MATERIAL TO PROCESS:
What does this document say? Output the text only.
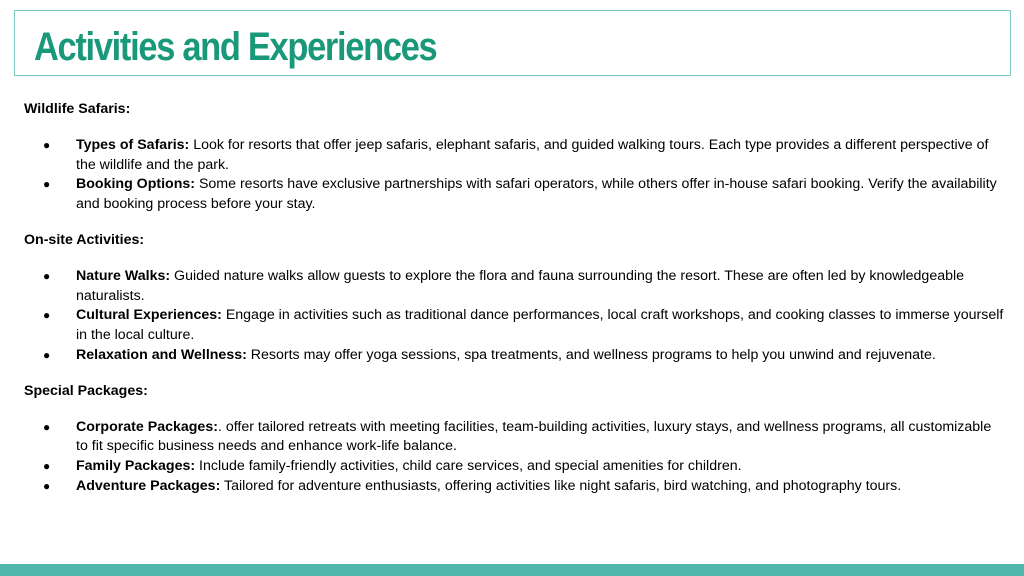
Activities and Experiences

Wildlife Safaris:

● Types of Safaris: Look for resorts that offer jeep safaris, elephant safaris, and guided walking tours. Each type provides a different perspective of the wildlife and the park.
● Booking Options: Some resorts have exclusive partnerships with safari operators, while others offer in-house safari booking. Verify the availability and booking process before your stay.

On-site Activities:

● Nature Walks: Guided nature walks allow guests to explore the flora and fauna surrounding the resort. These are often led by knowledgeable naturalists.
● Cultural Experiences: Engage in activities such as traditional dance performances, local craft workshops, and cooking classes to immerse yourself in the local culture.
● Relaxation and Wellness: Resorts may offer yoga sessions, spa treatments, and wellness programs to help you unwind and rejuvenate.

Special Packages:

● Corporate Packages:. offer tailored retreats with meeting facilities, team-building activities, luxury stays, and wellness programs, all customizable to fit specific business needs and enhance work-life balance.
● Family Packages: Include family-friendly activities, child care services, and special amenities for children.
● Adventure Packages: Tailored for adventure enthusiasts, offering activities like night safaris, bird watching, and photography tours.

GIVEN EXERCISE:
Give every line above again exactly, with no pictures.

RESULT OF THIS EXERCISE:
What does this document say? Output the text only.
Activities and Experiences

Wildlife Safaris:

● Types of Safaris: Look for resorts that offer jeep safaris, elephant safaris, and guided walking tours. Each type provides a different perspective of the wildlife and the park.
● Booking Options: Some resorts have exclusive partnerships with safari operators, while others offer in-house safari booking. Verify the availability and booking process before your stay.

On-site Activities:

● Nature Walks: Guided nature walks allow guests to explore the flora and fauna surrounding the resort. These are often led by knowledgeable naturalists.
● Cultural Experiences: Engage in activities such as traditional dance performances, local craft workshops, and cooking classes to immerse yourself in the local culture.
● Relaxation and Wellness: Resorts may offer yoga sessions, spa treatments, and wellness programs to help you unwind and rejuvenate.

Special Packages:

● Corporate Packages:. offer tailored retreats with meeting facilities, team-building activities, luxury stays, and wellness programs, all customizable to fit specific business needs and enhance work-life balance.
● Family Packages: Include family-friendly activities, child care services, and special amenities for children.
● Adventure Packages: Tailored for adventure enthusiasts, offering activities like night safaris, bird watching, and photography tours.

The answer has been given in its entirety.